----- AVAILABLE RECORDS

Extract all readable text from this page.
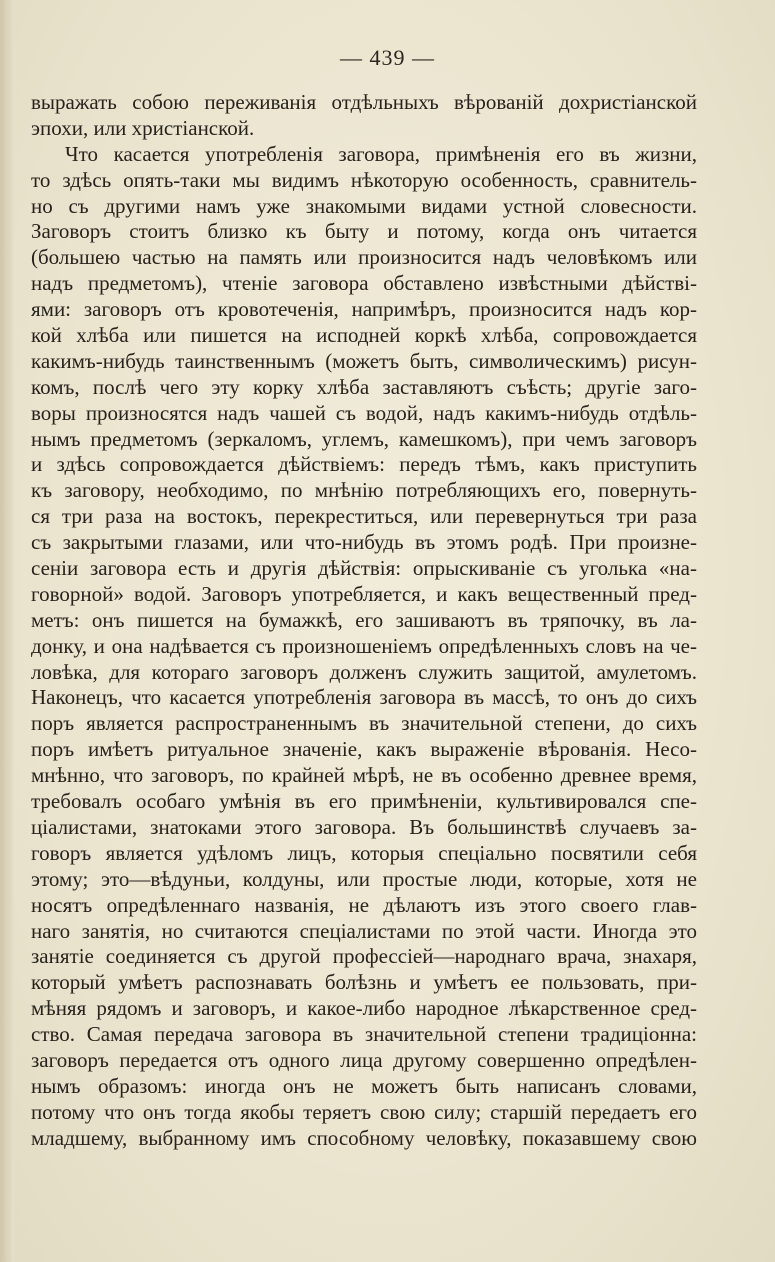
— 439 —
выражать собою переживанія отдѣльныхъ вѣрованій дохристіанской
эпохи, или христіанской.
Что касается употребленія заговора, примѣненія его въ жизни,
то здѣсь опять-таки мы видимъ нѣкоторую особенность, сравнитель-
но съ другими намъ уже знакомыми видами устной словесности.
Заговоръ стоитъ близко къ быту и потому, когда онъ читается
(большею частью на память или произносится надъ человѣкомъ или
надъ предметомъ), чтеніе заговора обставлено извѣстными дѣйстві-
ями: заговоръ отъ кровотеченія, напримѣръ, произносится надъ кор-
кой хлѣба или пишется на исподней коркѣ хлѣба, сопровождается
какимъ-нибудь таинственнымъ (можетъ быть, символическимъ) рисун-
комъ, послѣ чего эту корку хлѣба заставляютъ съѣсть; другіе заго-
воры произносятся надъ чашей съ водой, надъ какимъ-нибудь отдѣль-
нымъ предметомъ (зеркаломъ, углемъ, камешкомъ), при чемъ заговоръ
и здѣсь сопровождается дѣйствіемъ: передъ тѣмъ, какъ приступить
къ заговору, необходимо, по мнѣнію потребляющихъ его, повернуть-
ся три раза на востокъ, перекреститься, или перевернуться три раза
съ закрытыми глазами, или что-нибудь въ этомъ родѣ. При произне-
сеніи заговора есть и другія дѣйствія: опрыскиваніе съ уголька «на-
говорной» водой. Заговоръ употребляется, и какъ вещественный пред-
метъ: онъ пишется на бумажкѣ, его зашиваютъ въ тряпочку, въ ла-
донку, и она надѣвается съ произношеніемъ опредѣленныхъ словъ на че-
ловѣка, для котораго заговоръ долженъ служить защитой, амулетомъ.
Наконецъ, что касается употребленія заговора въ массѣ, то онъ до сихъ
поръ является распространеннымъ въ значительной степени, до сихъ
поръ имѣетъ ритуальное значеніе, какъ выраженіе вѣрованія. Несо-
мнѣнно, что заговоръ, по крайней мѣрѣ, не въ особенно древнее время,
требовалъ особаго умѣнія въ его примѣненіи, культивировался спе-
ціалистами, знатоками этого заговора. Въ большинствѣ случаевъ за-
говоръ является удѣломъ лицъ, которыя спеціально посвятили себя
этому; это—вѣдуньи, колдуны, или простые люди, которые, хотя не
носятъ опредѣленнаго названія, не дѣлаютъ изъ этого своего глав-
наго занятія, но считаются спеціалистами по этой части. Иногда это
занятіе соединяется съ другой профессіей—народнаго врача, знахаря,
который умѣетъ распознавать болѣзнь и умѣетъ ее пользовать, при-
мѣняя рядомъ и заговоръ, и какое-либо народное лѣкарственное сред-
ство. Самая передача заговора въ значительной степени традиціонна:
заговоръ передается отъ одного лица другому совершенно опредѣлен-
нымъ образомъ: иногда онъ не можетъ быть написанъ словами,
потому что онъ тогда якобы теряетъ свою силу; старшій передаетъ его
младшему, выбранному имъ способному человѣку, показавшему свою
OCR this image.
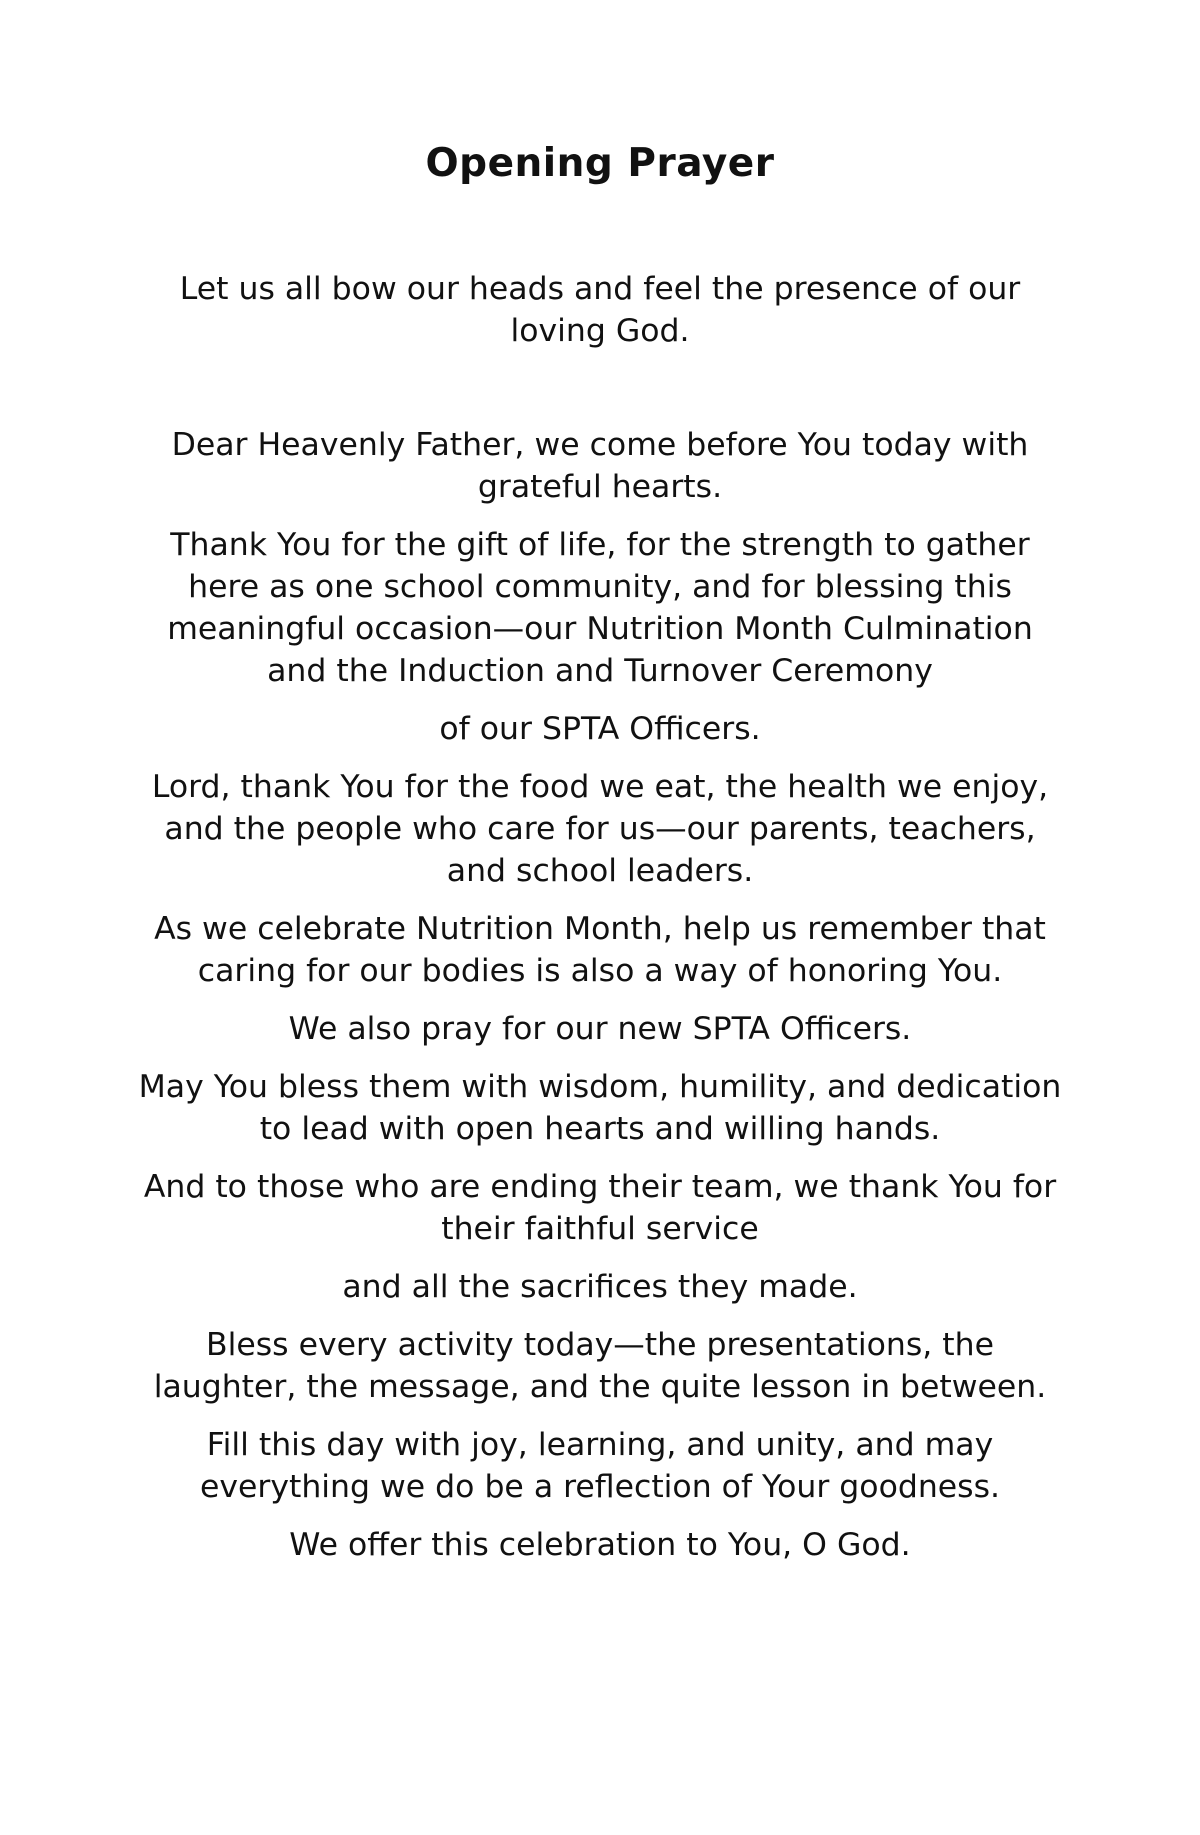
Opening Prayer

Let us all bow our heads and feel the presence of our loving God.

Dear Heavenly Father, we come before You today with grateful hearts.

Thank You for the gift of life, for the strength to gather here as one school community, and for blessing this meaningful occasion—our Nutrition Month Culmination and the Induction and Turnover Ceremony

of our SPTA Officers.

Lord, thank You for the food we eat, the health we enjoy, and the people who care for us—our parents, teachers, and school leaders.

As we celebrate Nutrition Month, help us remember that caring for our bodies is also a way of honoring You.

We also pray for our new SPTA Officers.

May You bless them with wisdom, humility, and dedication to lead with open hearts and willing hands.

And to those who are ending their team, we thank You for their faithful service

and all the sacrifices they made.

Bless every activity today—the presentations, the laughter, the message, and the quite lesson in between.

Fill this day with joy, learning, and unity, and may everything we do be a reflection of Your goodness.

We offer this celebration to You, O God.
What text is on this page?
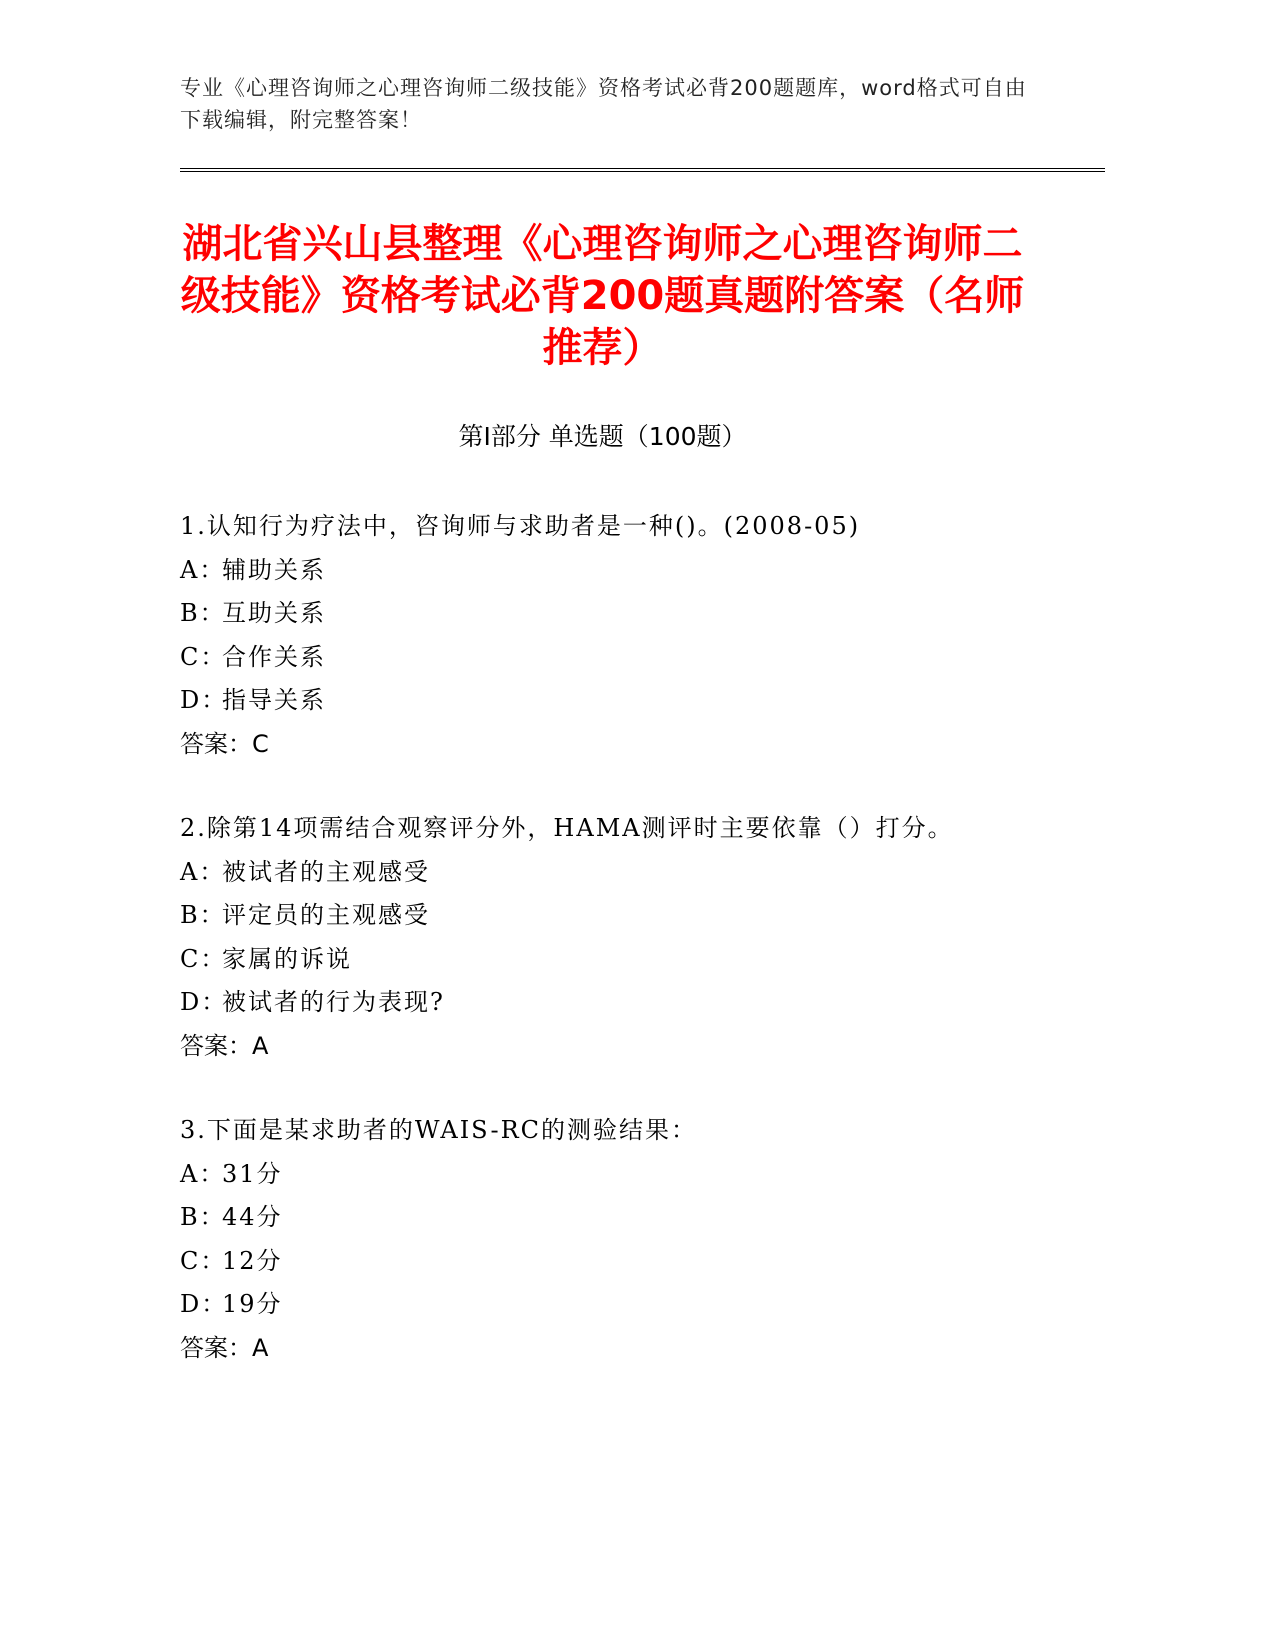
专业《心理咨询师之心理咨询师二级技能》资格考试必背200题题库，word格式可自由下载编辑，附完整答案！
湖北省兴山县整理《心理咨询师之心理咨询师二级技能》资格考试必背200题真题附答案（名师推荐）
第I部分 单选题（100题）
1.认知行为疗法中，咨询师与求助者是一种()。(2008-05)
A：辅助关系
B：互助关系
C：合作关系
D：指导关系
答案：C
2.除第14项需结合观察评分外，HAMA测评时主要依靠（）打分。
A：被试者的主观感受
B：评定员的主观感受
C：家属的诉说
D：被试者的行为表现?
答案：A
3.下面是某求助者的WAIS-RC的测验结果：
A：31分
B：44分
C：12分
D：19分
答案：A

----------

▸ THE EXERCISE
Select, from the listing, all lines that include the word "пишется".

▸ ANSWER TO THE TASK
кой хлѣба или пишется на исподней коркѣ хлѣба, сопровождается
метъ: онъ пишется на бумажкѣ, его зашиваютъ въ тряпочку, въ ла-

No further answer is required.